* [Record excerpts]
## START
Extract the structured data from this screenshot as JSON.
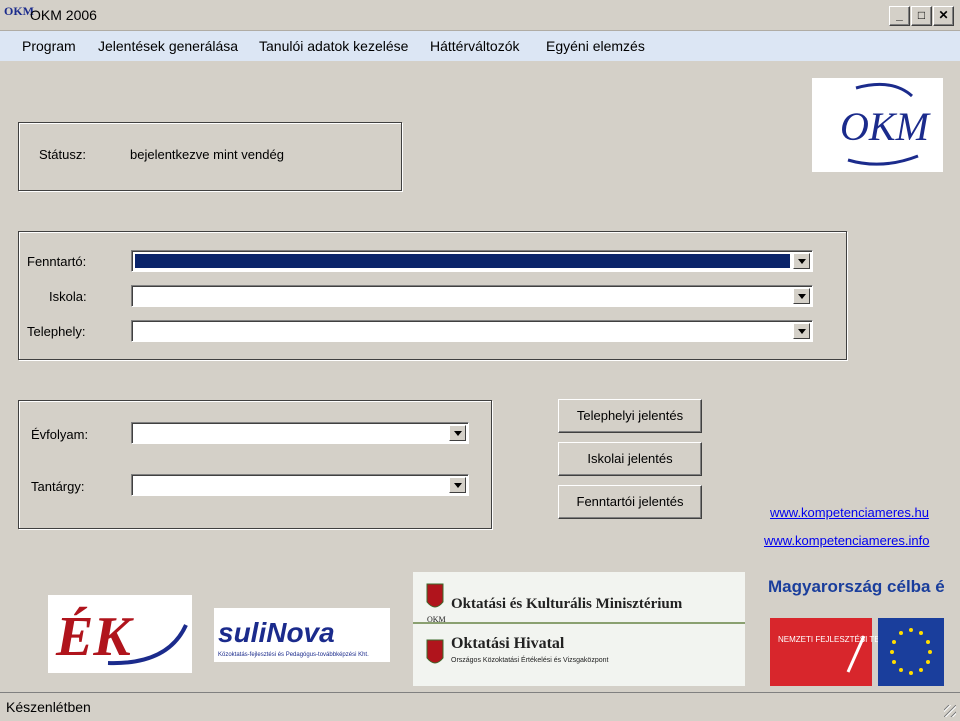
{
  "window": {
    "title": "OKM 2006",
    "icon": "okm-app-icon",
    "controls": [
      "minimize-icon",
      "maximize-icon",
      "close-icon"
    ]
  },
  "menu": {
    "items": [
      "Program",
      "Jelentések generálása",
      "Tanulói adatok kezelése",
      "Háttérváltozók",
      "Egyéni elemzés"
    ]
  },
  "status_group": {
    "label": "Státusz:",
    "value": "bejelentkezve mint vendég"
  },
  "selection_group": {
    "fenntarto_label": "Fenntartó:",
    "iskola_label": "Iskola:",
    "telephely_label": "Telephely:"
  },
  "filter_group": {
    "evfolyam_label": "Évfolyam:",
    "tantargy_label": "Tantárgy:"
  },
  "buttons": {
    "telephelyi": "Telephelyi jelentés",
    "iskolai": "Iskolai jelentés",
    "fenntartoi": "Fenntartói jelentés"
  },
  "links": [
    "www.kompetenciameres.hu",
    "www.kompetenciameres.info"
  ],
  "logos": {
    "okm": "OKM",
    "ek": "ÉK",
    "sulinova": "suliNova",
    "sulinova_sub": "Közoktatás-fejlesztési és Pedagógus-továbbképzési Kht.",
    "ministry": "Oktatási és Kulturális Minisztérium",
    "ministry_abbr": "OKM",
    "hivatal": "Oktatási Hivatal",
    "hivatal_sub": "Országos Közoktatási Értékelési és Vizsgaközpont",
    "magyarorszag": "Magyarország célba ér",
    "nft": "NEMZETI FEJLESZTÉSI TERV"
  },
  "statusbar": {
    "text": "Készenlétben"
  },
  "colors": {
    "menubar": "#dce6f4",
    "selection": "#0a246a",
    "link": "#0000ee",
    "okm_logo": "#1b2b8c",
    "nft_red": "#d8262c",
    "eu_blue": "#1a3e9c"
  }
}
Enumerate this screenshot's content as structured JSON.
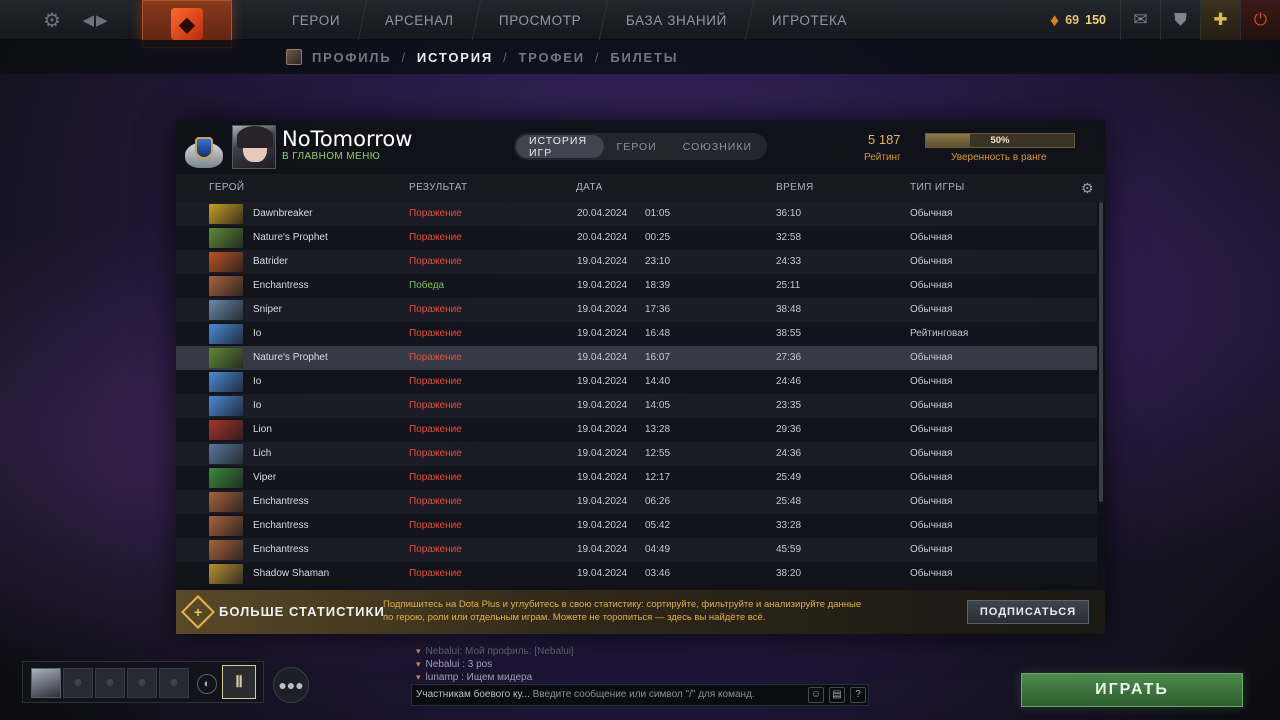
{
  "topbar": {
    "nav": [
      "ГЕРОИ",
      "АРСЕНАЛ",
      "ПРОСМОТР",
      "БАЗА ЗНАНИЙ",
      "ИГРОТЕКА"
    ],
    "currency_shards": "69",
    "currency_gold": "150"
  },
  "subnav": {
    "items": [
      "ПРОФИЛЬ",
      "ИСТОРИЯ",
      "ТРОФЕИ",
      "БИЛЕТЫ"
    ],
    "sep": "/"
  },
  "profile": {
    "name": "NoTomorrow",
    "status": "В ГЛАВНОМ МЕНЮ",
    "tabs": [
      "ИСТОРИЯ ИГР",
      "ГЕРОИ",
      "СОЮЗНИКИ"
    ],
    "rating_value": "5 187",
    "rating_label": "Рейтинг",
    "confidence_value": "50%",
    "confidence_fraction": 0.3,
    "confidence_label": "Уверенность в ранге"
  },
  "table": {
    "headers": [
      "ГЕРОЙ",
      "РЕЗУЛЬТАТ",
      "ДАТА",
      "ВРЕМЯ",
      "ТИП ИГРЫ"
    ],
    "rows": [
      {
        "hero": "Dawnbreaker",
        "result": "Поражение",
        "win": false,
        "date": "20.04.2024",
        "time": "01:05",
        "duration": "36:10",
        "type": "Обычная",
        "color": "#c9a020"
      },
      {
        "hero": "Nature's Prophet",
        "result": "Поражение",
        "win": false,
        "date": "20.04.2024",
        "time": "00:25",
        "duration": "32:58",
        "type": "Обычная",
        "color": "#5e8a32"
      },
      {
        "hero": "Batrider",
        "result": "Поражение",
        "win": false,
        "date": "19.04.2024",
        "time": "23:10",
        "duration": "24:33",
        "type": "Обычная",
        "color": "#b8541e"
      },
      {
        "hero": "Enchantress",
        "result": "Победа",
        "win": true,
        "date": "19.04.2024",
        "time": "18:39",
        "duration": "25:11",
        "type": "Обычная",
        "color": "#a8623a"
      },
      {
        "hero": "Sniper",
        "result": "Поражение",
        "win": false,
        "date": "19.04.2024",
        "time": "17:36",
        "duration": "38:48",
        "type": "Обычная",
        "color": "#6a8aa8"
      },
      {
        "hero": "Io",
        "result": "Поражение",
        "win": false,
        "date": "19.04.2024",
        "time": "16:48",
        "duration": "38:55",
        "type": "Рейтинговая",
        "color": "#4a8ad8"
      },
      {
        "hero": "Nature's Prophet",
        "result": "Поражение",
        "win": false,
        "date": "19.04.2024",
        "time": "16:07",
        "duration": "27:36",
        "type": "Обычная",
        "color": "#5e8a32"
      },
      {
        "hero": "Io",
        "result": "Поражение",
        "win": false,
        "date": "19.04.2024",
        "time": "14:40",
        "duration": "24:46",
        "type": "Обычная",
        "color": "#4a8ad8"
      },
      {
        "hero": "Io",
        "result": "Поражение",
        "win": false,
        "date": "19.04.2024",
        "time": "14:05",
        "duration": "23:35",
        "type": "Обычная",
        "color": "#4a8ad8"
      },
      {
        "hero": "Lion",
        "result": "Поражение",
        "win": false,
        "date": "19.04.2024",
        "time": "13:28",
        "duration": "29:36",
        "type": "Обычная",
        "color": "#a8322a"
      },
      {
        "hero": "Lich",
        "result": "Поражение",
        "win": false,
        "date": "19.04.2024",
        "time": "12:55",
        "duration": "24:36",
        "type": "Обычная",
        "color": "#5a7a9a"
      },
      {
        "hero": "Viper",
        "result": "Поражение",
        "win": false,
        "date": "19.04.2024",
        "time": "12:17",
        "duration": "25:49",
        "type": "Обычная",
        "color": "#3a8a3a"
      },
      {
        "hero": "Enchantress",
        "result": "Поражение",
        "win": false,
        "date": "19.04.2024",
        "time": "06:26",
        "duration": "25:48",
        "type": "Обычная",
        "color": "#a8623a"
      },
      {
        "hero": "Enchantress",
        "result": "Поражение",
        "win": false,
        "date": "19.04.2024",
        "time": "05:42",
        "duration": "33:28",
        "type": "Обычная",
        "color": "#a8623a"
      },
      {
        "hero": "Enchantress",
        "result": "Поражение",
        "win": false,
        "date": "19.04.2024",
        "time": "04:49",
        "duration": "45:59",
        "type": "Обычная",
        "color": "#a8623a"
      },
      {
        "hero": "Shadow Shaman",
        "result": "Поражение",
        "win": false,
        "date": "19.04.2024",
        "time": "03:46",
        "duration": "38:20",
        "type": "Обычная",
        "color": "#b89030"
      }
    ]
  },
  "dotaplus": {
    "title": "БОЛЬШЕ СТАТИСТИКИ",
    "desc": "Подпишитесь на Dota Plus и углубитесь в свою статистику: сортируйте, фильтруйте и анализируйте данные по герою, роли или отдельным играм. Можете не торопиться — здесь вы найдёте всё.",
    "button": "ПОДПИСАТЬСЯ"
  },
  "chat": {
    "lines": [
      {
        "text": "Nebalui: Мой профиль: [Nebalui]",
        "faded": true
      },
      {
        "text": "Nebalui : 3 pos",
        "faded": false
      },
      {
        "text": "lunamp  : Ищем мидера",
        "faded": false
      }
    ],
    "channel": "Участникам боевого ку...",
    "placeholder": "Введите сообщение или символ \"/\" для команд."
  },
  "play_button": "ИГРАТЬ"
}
## END
* [Short task]
Where a line contains "kompetenciameres", copy that line.

* [Exercise response]
    "www.kompetenciameres.hu",
    "www.kompetenciameres.info"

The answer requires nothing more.